Extracted data entries:

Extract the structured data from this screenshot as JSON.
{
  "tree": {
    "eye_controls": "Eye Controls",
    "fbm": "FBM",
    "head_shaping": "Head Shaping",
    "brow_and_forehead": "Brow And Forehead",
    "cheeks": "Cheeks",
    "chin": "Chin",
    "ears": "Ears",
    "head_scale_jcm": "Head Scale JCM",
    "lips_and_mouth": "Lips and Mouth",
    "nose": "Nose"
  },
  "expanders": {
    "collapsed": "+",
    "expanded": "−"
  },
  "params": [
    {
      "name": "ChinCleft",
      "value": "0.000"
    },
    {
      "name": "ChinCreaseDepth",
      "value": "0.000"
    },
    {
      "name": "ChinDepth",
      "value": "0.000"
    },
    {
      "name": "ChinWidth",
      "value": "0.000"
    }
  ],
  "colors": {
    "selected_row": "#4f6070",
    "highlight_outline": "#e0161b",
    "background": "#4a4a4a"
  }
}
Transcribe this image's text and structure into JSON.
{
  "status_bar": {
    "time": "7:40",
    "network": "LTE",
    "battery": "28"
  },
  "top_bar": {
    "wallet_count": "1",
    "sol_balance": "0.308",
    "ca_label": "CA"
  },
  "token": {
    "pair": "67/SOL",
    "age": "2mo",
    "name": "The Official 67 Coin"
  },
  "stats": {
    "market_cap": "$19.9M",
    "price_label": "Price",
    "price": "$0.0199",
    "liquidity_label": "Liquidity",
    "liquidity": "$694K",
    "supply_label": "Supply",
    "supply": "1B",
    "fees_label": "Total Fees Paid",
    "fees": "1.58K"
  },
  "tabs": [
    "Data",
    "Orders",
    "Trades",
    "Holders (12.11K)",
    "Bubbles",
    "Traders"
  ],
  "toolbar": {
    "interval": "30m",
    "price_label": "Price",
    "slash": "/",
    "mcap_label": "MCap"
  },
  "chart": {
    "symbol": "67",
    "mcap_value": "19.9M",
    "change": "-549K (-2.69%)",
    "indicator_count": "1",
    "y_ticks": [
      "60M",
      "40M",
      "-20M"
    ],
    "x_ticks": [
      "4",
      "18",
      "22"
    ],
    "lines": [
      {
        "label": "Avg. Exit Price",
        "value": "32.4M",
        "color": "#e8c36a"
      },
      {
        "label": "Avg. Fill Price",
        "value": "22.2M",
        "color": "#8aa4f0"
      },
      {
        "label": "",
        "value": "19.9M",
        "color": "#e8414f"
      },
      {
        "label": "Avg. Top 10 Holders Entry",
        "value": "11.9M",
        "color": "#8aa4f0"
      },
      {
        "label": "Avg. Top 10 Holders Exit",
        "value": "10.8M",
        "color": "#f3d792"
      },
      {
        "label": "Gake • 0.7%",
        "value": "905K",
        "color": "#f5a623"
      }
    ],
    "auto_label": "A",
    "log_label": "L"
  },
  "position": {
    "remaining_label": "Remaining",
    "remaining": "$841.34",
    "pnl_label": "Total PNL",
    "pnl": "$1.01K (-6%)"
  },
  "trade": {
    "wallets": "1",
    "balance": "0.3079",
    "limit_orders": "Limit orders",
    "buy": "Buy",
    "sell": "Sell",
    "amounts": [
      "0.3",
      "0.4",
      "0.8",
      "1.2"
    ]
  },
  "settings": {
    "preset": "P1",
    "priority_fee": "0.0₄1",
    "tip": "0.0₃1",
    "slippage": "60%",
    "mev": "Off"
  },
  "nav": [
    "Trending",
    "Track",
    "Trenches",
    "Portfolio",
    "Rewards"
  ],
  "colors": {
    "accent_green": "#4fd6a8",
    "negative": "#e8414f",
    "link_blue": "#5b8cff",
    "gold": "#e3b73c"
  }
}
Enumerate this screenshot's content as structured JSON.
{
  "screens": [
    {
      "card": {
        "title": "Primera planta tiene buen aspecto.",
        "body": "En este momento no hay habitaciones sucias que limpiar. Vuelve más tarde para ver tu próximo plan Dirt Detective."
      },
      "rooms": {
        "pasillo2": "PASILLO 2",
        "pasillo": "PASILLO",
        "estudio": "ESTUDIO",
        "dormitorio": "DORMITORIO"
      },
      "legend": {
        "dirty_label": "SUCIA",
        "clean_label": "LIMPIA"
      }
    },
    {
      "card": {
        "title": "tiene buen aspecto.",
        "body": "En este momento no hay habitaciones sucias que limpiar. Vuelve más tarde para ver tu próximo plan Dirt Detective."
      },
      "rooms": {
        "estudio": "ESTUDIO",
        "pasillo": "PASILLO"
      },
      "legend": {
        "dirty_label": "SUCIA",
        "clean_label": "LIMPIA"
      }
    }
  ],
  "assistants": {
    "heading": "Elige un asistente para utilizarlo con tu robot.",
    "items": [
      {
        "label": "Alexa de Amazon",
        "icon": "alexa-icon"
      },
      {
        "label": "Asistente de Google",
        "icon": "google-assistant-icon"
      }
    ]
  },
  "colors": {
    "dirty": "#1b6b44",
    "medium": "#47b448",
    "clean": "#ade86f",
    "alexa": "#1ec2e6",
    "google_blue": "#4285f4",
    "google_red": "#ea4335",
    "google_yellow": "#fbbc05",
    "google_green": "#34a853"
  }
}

--

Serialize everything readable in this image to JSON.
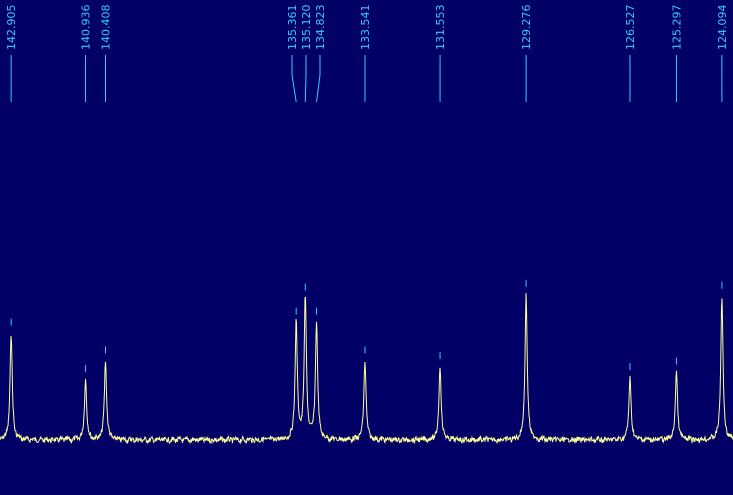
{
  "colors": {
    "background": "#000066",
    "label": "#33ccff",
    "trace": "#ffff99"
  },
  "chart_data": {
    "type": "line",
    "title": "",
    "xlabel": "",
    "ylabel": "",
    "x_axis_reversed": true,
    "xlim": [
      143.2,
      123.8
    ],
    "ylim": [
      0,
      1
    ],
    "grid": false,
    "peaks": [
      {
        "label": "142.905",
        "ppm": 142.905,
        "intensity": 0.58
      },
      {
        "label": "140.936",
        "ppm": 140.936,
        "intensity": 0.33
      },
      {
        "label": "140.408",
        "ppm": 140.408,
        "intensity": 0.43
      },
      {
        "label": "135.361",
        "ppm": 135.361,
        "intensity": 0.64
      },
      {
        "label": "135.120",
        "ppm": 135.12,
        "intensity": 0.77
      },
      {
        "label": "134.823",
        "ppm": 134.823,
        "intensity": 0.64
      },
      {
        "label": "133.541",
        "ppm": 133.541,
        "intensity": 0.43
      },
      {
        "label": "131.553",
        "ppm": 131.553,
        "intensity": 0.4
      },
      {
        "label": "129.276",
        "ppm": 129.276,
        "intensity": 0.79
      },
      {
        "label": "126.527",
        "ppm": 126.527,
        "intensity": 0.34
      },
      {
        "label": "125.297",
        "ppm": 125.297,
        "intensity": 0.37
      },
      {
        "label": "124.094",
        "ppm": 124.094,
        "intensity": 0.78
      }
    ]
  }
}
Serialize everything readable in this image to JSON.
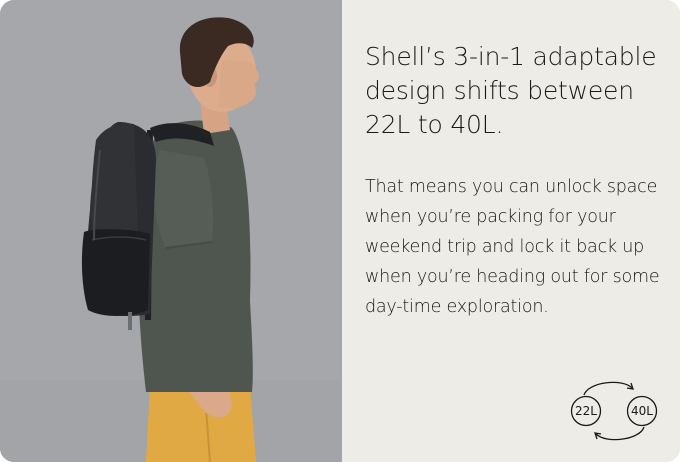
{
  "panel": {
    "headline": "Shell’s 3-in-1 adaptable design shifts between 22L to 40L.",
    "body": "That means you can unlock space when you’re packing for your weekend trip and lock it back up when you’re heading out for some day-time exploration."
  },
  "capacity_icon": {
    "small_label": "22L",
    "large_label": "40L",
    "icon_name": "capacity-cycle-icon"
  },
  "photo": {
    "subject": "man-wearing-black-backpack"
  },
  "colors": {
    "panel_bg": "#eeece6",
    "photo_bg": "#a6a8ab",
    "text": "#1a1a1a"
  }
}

### What the task asks:
Find the lines above holding the word "aspecto" and show them.

### Output below:
        "title": "Primera planta tiene buen aspecto.",
        "title": "tiene buen aspecto.",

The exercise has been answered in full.